Chart and figure data:
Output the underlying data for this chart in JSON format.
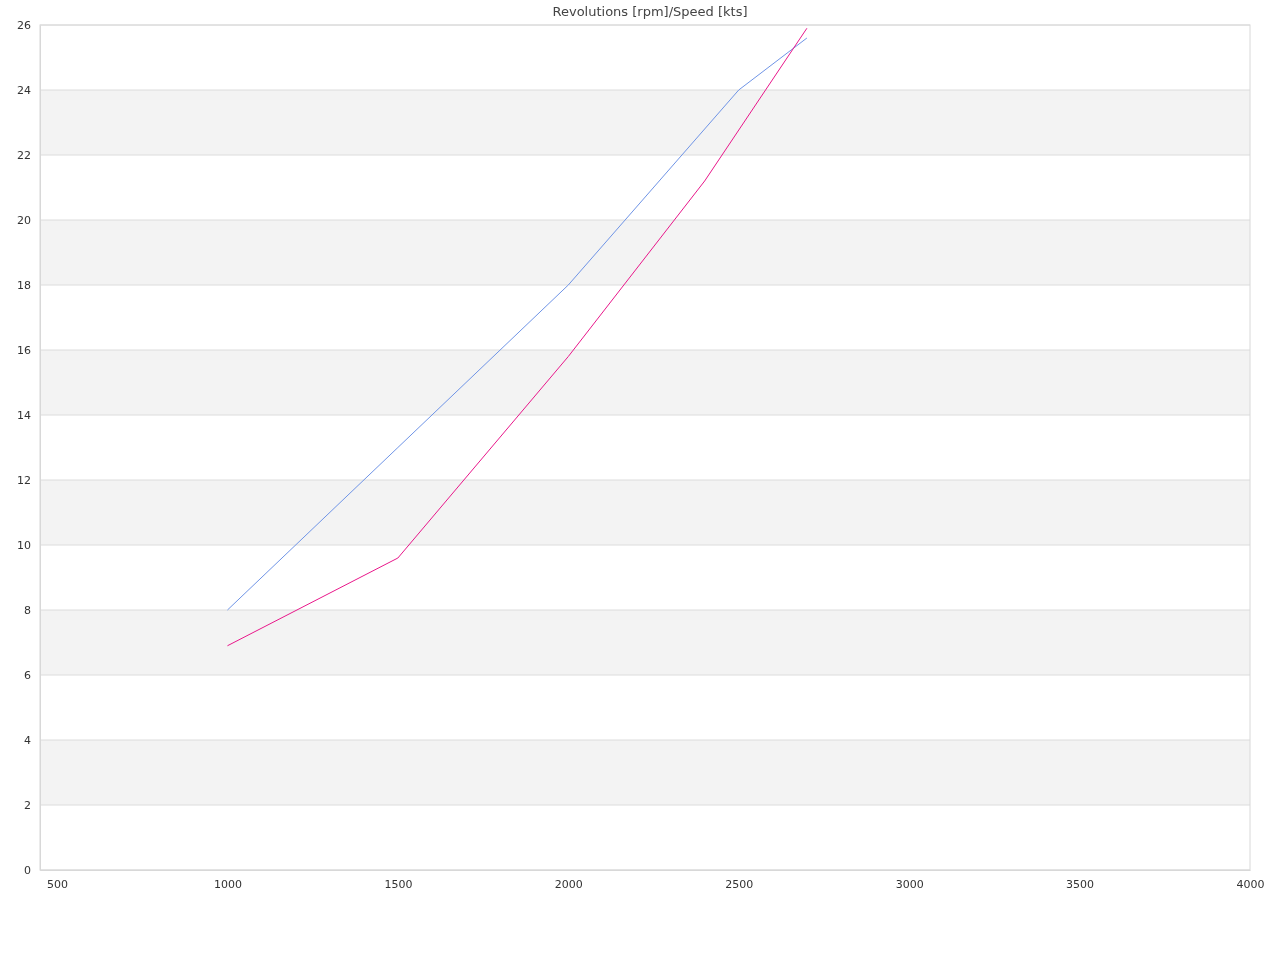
{
  "chart_data": {
    "type": "line",
    "title": "Revolutions [rpm]/Speed [kts]",
    "xlim": [
      450,
      4000
    ],
    "xticks": [
      500,
      1000,
      1500,
      2000,
      2500,
      3000,
      3500,
      4000
    ],
    "ylim": [
      0,
      26
    ],
    "yticks": [
      0,
      2,
      4,
      6,
      8,
      10,
      12,
      14,
      16,
      18,
      20,
      22,
      24,
      26
    ],
    "grid": "y",
    "marker": "none",
    "line_style": "solid",
    "series": [
      {
        "color": "#6f94e6",
        "x": [
          1000,
          1500,
          2000,
          2500,
          2700
        ],
        "values": [
          8,
          13,
          18,
          24,
          25.6
        ]
      },
      {
        "color": "#e8178a",
        "x": [
          1000,
          1500,
          2000,
          2400,
          2700
        ],
        "values": [
          6.9,
          9.6,
          15.8,
          21.2,
          25.9
        ]
      }
    ]
  }
}
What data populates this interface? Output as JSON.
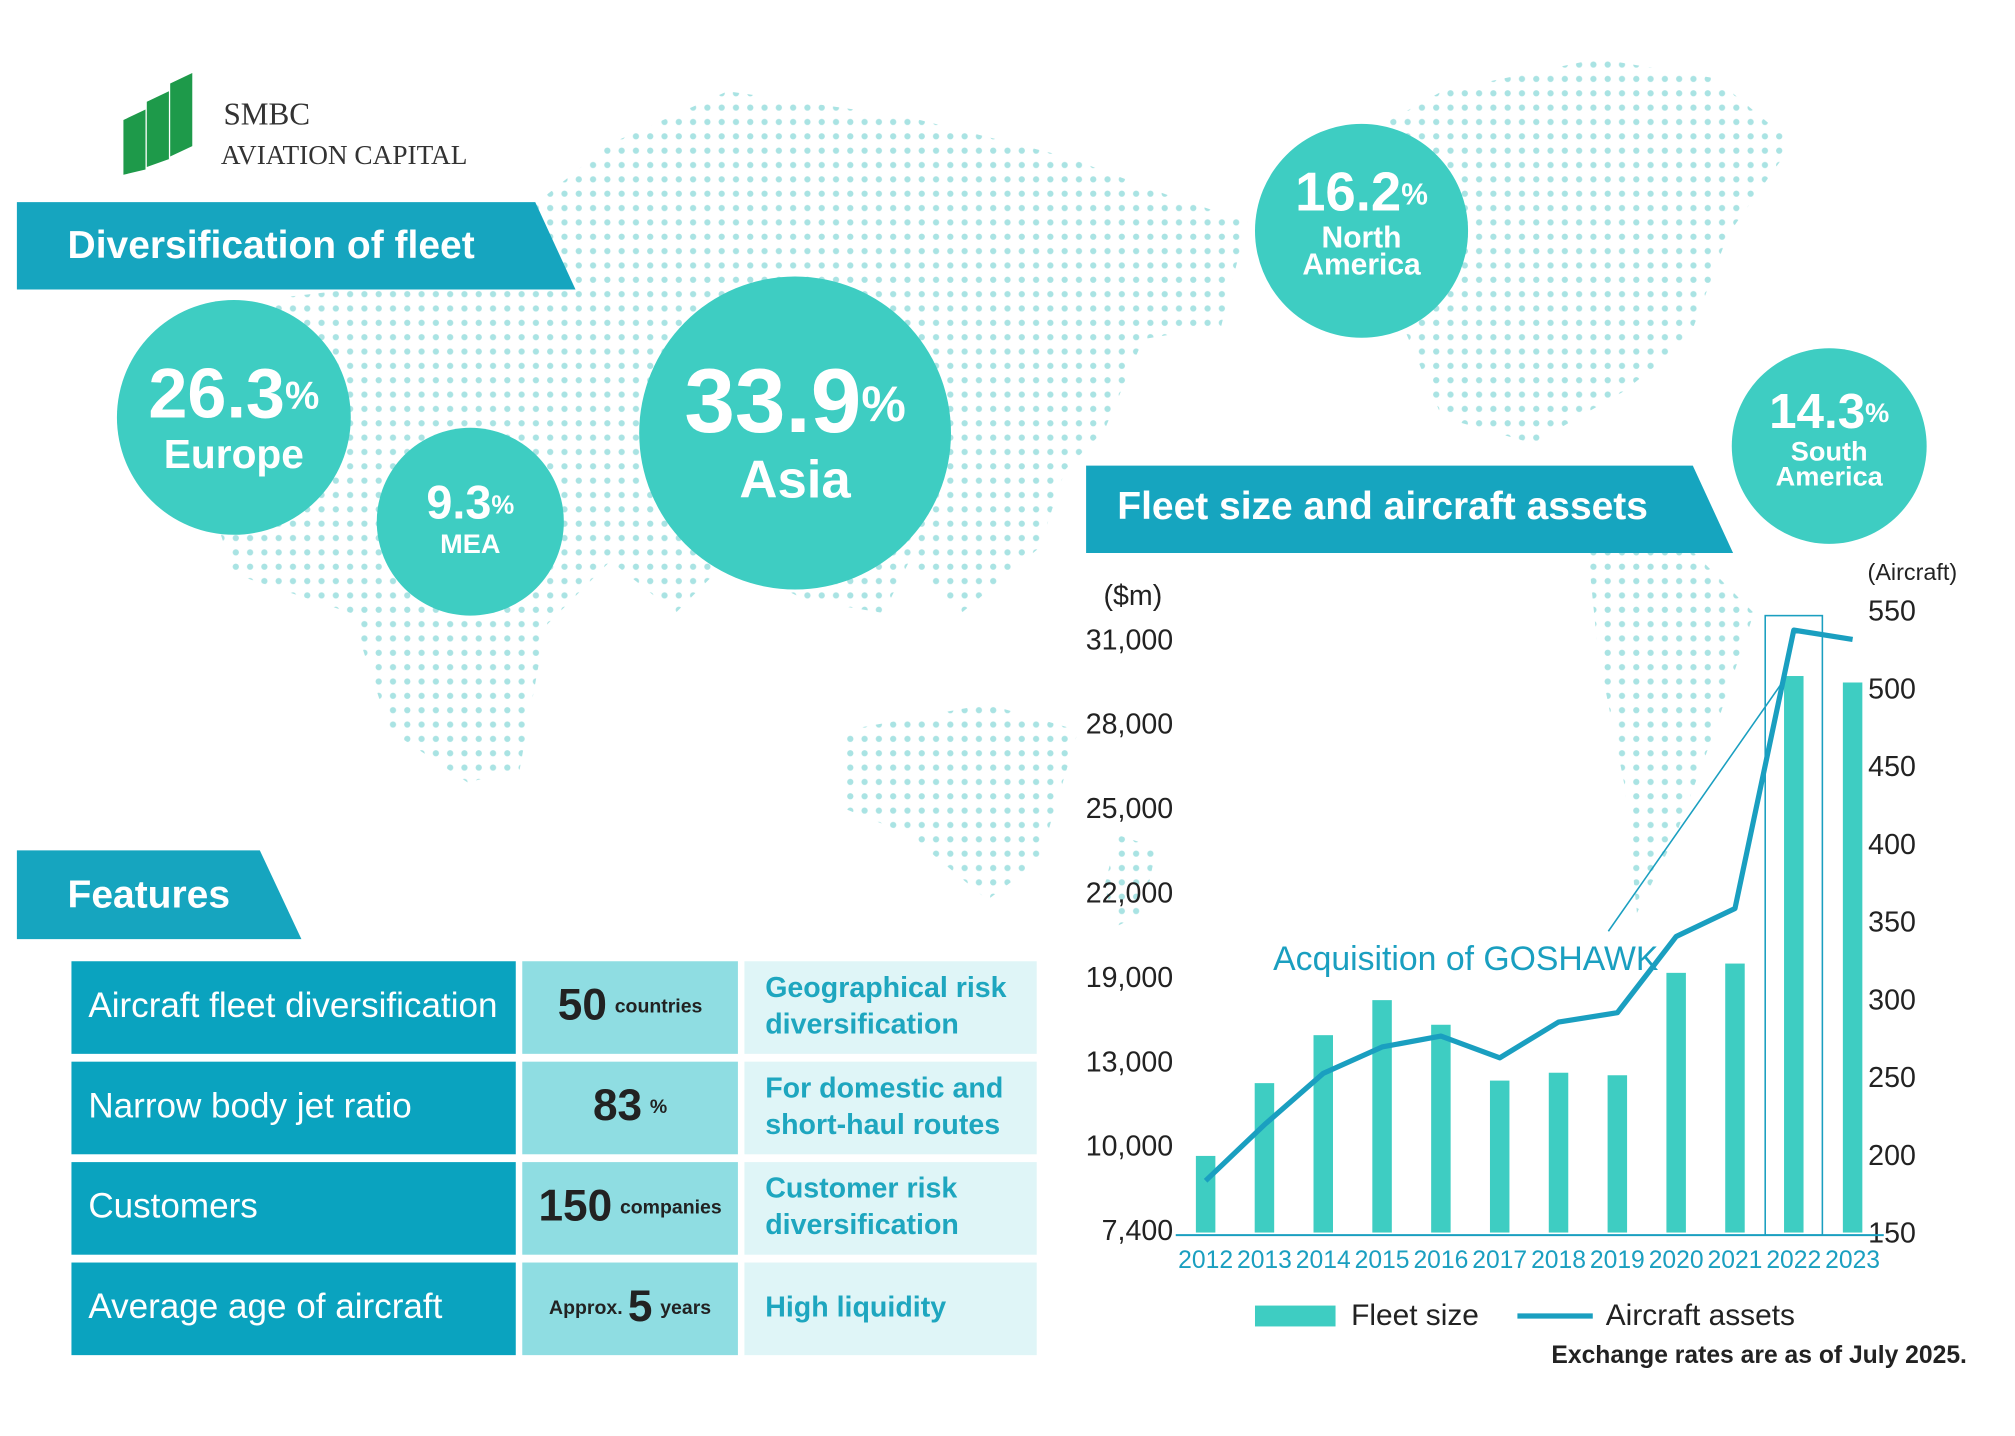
{
  "logo": {
    "line1": "SMBC",
    "line2": "AVIATION CAPITAL"
  },
  "diversification": {
    "title": "Diversification of fleet",
    "regions": [
      {
        "value": 26.3,
        "unit": "%",
        "name": [
          "Europe"
        ]
      },
      {
        "value": 9.3,
        "unit": "%",
        "name": [
          "MEA"
        ]
      },
      {
        "value": 33.9,
        "unit": "%",
        "name": [
          "Asia"
        ]
      },
      {
        "value": 16.2,
        "unit": "%",
        "name": [
          "North",
          "America"
        ]
      },
      {
        "value": 14.3,
        "unit": "%",
        "name": [
          "South",
          "America"
        ]
      }
    ]
  },
  "features": {
    "title": "Features",
    "rows": [
      {
        "label": "Aircraft fleet diversification",
        "value": 50,
        "unit": "countries",
        "note": [
          "Geographical risk",
          "diversification"
        ]
      },
      {
        "label": "Narrow body jet ratio",
        "value": 83,
        "unit": "%",
        "note": [
          "For domestic and",
          "short-haul routes"
        ]
      },
      {
        "label": "Customers",
        "value": 150,
        "unit": "companies",
        "note": [
          "Customer risk",
          "diversification"
        ]
      },
      {
        "label": "Average age of aircraft",
        "prefix": "Approx.",
        "value": 5,
        "unit": "years",
        "note": [
          "High liquidity"
        ]
      }
    ]
  },
  "chart_data": {
    "type": "bar_line",
    "title": "Fleet size and aircraft assets",
    "ylabel": "($m)",
    "y2label": "(Aircraft)",
    "categories": [
      "2012",
      "2013",
      "2014",
      "2015",
      "2016",
      "2017",
      "2018",
      "2019",
      "2020",
      "2021",
      "2022",
      "2023"
    ],
    "series": [
      {
        "name": "Fleet size",
        "type": "bar",
        "color": "#3ecdc2",
        "values": [
          9760,
          12310,
          15030,
          17520,
          15770,
          12400,
          12680,
          12590,
          19230,
          19560,
          29780,
          29550
        ]
      },
      {
        "name": "Aircraft assets",
        "type": "line",
        "axis": "y2",
        "color": "#1a9fc0",
        "values": [
          185,
          221,
          254,
          271,
          278,
          264,
          287,
          293,
          342,
          360,
          539,
          533
        ]
      }
    ],
    "ylim": [
      7400,
      31000
    ],
    "yticks": [
      {
        "value": 7400,
        "label": "7,400"
      },
      {
        "value": 10000,
        "label": "10,000"
      },
      {
        "value": 13000,
        "label": "13,000"
      },
      {
        "value": 19000,
        "label": "19,000"
      },
      {
        "value": 22000,
        "label": "22,000"
      },
      {
        "value": 25000,
        "label": "25,000"
      },
      {
        "value": 28000,
        "label": "28,000"
      },
      {
        "value": 31000,
        "label": "31,000"
      }
    ],
    "y2lim": [
      150,
      550
    ],
    "y2ticks": [
      150,
      200,
      250,
      300,
      350,
      400,
      450,
      500,
      550
    ],
    "annotation": {
      "text": "Acquisition of GOSHAWK",
      "category": "2022"
    },
    "note": "Exchange rates are as of July 2025."
  }
}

Task requirements:
Using the material above, retype each entry exactly and omit the pictures.

Solved exercise:
Output the underlying data for this chart in JSON format.
{
  "chart_data": {
    "type": "line",
    "title": "Revolutions [rpm]/Speed [kts]",
    "xlim": [
      450,
      4000
    ],
    "xticks": [
      500,
      1000,
      1500,
      2000,
      2500,
      3000,
      3500,
      4000
    ],
    "ylim": [
      0,
      26
    ],
    "yticks": [
      0,
      2,
      4,
      6,
      8,
      10,
      12,
      14,
      16,
      18,
      20,
      22,
      24,
      26
    ],
    "grid": "y",
    "marker": "none",
    "line_style": "solid",
    "series": [
      {
        "color": "#6f94e6",
        "x": [
          1000,
          1500,
          2000,
          2500,
          2700
        ],
        "values": [
          8,
          13,
          18,
          24,
          25.6
        ]
      },
      {
        "color": "#e8178a",
        "x": [
          1000,
          1500,
          2000,
          2400,
          2700
        ],
        "values": [
          6.9,
          9.6,
          15.8,
          21.2,
          25.9
        ]
      }
    ]
  }
}
What data populates this interface? Output as JSON.
{
  "logo": {
    "line1": "SMBC",
    "line2": "AVIATION CAPITAL"
  },
  "diversification": {
    "title": "Diversification of fleet",
    "regions": [
      {
        "value": 26.3,
        "unit": "%",
        "name": [
          "Europe"
        ]
      },
      {
        "value": 9.3,
        "unit": "%",
        "name": [
          "MEA"
        ]
      },
      {
        "value": 33.9,
        "unit": "%",
        "name": [
          "Asia"
        ]
      },
      {
        "value": 16.2,
        "unit": "%",
        "name": [
          "North",
          "America"
        ]
      },
      {
        "value": 14.3,
        "unit": "%",
        "name": [
          "South",
          "America"
        ]
      }
    ]
  },
  "features": {
    "title": "Features",
    "rows": [
      {
        "label": "Aircraft fleet diversification",
        "value": 50,
        "unit": "countries",
        "note": [
          "Geographical risk",
          "diversification"
        ]
      },
      {
        "label": "Narrow body jet ratio",
        "value": 83,
        "unit": "%",
        "note": [
          "For domestic and",
          "short-haul routes"
        ]
      },
      {
        "label": "Customers",
        "value": 150,
        "unit": "companies",
        "note": [
          "Customer risk",
          "diversification"
        ]
      },
      {
        "label": "Average age of aircraft",
        "prefix": "Approx.",
        "value": 5,
        "unit": "years",
        "note": [
          "High liquidity"
        ]
      }
    ]
  },
  "chart_data": {
    "type": "bar_line",
    "title": "Fleet size and aircraft assets",
    "ylabel": "($m)",
    "y2label": "(Aircraft)",
    "categories": [
      "2012",
      "2013",
      "2014",
      "2015",
      "2016",
      "2017",
      "2018",
      "2019",
      "2020",
      "2021",
      "2022",
      "2023"
    ],
    "series": [
      {
        "name": "Fleet size",
        "type": "bar",
        "color": "#3ecdc2",
        "values": [
          9760,
          12310,
          15030,
          17520,
          15770,
          12400,
          12680,
          12590,
          19230,
          19560,
          29780,
          29550
        ]
      },
      {
        "name": "Aircraft assets",
        "type": "line",
        "axis": "y2",
        "color": "#1a9fc0",
        "values": [
          185,
          221,
          254,
          271,
          278,
          264,
          287,
          293,
          342,
          360,
          539,
          533
        ]
      }
    ],
    "ylim": [
      7400,
      31000
    ],
    "yticks": [
      {
        "value": 7400,
        "label": "7,400"
      },
      {
        "value": 10000,
        "label": "10,000"
      },
      {
        "value": 13000,
        "label": "13,000"
      },
      {
        "value": 19000,
        "label": "19,000"
      },
      {
        "value": 22000,
        "label": "22,000"
      },
      {
        "value": 25000,
        "label": "25,000"
      },
      {
        "value": 28000,
        "label": "28,000"
      },
      {
        "value": 31000,
        "label": "31,000"
      }
    ],
    "y2lim": [
      150,
      550
    ],
    "y2ticks": [
      150,
      200,
      250,
      300,
      350,
      400,
      450,
      500,
      550
    ],
    "annotation": {
      "text": "Acquisition of GOSHAWK",
      "category": "2022"
    },
    "note": "Exchange rates are as of July 2025."
  }
}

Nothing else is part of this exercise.